● **What this task involves**:
Determine which lines contain the word "내접원의", then copy those lines.

== Provided data ==

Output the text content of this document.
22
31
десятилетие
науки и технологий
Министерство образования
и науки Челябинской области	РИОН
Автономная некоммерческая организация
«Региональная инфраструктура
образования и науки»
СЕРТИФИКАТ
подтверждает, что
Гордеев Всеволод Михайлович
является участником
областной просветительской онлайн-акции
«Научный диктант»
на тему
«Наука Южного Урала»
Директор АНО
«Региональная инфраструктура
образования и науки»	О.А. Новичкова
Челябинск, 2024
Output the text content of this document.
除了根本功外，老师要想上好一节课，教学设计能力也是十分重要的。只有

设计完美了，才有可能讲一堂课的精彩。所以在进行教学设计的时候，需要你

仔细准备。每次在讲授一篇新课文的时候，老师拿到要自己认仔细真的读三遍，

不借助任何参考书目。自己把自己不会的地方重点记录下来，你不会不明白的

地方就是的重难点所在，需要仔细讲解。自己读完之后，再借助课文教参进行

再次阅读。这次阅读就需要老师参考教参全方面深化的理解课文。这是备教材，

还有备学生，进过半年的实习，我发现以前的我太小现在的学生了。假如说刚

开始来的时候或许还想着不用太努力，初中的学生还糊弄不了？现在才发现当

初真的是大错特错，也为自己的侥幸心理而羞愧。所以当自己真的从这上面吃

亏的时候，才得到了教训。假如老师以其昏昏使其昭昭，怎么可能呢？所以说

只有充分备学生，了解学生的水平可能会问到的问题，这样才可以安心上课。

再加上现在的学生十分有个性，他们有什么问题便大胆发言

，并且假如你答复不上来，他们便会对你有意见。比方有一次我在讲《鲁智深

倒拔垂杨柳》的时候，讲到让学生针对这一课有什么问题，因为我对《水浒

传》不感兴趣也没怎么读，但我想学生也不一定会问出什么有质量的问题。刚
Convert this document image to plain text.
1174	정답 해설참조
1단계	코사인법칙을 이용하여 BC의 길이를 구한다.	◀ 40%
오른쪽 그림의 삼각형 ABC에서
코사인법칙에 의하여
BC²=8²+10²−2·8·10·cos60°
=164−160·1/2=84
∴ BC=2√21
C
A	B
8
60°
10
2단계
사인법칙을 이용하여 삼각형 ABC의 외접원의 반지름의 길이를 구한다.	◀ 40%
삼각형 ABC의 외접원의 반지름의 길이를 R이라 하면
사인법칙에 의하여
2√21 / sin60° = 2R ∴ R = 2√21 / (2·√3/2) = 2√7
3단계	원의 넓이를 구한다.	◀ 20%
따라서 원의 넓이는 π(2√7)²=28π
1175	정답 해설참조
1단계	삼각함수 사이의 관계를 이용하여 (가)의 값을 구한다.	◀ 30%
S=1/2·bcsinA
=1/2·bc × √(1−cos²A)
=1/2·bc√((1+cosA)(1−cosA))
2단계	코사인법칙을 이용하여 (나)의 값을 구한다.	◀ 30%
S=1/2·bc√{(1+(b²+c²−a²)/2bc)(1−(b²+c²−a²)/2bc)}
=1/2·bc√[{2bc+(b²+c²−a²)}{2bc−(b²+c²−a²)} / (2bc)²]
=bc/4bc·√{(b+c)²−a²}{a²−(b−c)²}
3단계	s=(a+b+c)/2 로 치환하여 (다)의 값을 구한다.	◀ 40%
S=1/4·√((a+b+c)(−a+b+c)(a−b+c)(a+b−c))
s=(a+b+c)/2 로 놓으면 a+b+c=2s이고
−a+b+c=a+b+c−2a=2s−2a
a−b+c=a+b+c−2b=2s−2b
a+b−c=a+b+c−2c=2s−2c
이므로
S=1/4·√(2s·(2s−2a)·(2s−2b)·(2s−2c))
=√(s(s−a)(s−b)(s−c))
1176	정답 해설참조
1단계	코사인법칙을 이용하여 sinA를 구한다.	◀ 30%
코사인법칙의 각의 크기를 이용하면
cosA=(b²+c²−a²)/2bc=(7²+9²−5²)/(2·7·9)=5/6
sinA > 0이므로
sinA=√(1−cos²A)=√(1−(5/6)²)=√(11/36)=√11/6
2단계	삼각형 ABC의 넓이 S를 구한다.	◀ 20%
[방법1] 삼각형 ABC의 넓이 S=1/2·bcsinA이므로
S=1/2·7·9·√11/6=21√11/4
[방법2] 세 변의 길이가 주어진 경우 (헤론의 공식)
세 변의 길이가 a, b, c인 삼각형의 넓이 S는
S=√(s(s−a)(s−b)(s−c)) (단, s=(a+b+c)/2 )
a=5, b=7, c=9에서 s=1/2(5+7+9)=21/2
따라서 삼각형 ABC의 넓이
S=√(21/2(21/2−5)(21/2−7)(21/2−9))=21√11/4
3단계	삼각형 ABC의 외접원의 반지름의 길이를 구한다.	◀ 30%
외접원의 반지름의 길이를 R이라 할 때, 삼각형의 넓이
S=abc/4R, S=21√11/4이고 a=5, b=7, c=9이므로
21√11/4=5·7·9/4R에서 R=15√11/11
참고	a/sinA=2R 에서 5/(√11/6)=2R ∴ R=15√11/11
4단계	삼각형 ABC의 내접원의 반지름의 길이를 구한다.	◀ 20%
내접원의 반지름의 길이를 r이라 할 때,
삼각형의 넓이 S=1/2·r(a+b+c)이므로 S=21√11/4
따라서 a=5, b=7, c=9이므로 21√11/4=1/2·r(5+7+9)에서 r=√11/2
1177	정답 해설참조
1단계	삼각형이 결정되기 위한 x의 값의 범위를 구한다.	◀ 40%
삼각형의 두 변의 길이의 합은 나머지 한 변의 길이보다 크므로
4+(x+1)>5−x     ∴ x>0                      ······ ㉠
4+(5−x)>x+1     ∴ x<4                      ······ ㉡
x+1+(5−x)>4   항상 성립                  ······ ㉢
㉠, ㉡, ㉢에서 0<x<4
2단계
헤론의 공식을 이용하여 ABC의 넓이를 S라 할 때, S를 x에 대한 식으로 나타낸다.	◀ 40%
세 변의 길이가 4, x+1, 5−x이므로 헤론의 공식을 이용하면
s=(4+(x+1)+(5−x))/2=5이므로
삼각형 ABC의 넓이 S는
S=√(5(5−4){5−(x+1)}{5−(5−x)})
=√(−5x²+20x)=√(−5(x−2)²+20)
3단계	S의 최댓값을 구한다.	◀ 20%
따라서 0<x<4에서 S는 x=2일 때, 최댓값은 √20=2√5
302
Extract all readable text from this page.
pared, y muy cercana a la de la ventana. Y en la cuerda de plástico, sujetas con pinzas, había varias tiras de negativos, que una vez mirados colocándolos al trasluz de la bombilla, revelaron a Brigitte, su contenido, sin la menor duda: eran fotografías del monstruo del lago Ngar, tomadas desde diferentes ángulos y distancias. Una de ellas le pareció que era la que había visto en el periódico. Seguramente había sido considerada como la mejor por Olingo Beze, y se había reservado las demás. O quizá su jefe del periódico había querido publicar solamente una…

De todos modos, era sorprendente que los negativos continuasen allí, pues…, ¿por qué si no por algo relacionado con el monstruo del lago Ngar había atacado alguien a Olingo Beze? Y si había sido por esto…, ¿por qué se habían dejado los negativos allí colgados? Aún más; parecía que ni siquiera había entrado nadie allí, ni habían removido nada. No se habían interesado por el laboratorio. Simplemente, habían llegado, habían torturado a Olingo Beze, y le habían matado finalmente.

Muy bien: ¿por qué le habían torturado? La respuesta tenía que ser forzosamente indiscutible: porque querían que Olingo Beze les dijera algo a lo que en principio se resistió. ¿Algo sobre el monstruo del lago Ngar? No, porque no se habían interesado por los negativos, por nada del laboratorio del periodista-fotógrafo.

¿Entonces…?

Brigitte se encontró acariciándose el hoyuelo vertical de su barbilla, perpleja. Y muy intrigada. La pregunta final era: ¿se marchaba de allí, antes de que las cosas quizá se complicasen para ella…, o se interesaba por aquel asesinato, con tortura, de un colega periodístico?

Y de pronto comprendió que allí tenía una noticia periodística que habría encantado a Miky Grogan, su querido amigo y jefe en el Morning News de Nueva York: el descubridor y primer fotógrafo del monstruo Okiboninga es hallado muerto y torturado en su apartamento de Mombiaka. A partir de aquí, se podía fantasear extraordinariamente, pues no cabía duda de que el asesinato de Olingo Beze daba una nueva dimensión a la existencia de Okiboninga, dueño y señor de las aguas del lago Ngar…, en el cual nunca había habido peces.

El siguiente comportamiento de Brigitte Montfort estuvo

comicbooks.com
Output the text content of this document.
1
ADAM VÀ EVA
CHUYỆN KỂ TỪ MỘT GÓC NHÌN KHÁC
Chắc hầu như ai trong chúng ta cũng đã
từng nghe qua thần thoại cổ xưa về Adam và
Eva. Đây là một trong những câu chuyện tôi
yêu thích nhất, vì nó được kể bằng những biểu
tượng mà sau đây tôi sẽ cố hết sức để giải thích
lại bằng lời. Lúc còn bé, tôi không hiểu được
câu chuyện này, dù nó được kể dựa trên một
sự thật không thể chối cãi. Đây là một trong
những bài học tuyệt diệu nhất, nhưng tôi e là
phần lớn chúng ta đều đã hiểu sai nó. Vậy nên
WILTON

===

● **Answer to the exercise**:
4단계	삼각형 ABC의 내접원의 반지름의 길이를 구한다.	◀ 20%
내접원의 반지름의 길이를 r이라 할 때,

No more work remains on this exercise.